From the listing below, extract every line containing "Cupertino".

** start Stored rows **

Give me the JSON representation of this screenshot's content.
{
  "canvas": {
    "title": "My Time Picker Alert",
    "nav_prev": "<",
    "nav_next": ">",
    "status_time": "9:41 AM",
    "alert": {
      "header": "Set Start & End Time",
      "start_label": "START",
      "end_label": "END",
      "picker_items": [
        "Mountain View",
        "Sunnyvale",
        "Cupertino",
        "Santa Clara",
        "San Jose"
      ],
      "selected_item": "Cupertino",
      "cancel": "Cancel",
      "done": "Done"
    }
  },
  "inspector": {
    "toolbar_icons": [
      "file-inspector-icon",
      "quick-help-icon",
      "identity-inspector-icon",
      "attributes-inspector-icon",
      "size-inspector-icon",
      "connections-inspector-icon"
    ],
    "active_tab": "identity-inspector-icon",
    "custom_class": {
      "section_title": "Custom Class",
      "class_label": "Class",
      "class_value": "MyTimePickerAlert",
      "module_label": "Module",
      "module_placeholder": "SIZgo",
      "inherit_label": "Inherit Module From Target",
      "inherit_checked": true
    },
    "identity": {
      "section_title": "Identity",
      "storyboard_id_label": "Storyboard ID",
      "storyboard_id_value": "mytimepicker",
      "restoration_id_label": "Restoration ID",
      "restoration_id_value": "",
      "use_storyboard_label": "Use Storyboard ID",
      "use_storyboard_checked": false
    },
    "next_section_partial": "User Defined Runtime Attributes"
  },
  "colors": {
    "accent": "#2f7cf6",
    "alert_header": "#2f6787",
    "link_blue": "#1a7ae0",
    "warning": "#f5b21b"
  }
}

** end Stored rows **

_Solved problem_:
        "Cupertino",
      "selected_item": "Cupertino",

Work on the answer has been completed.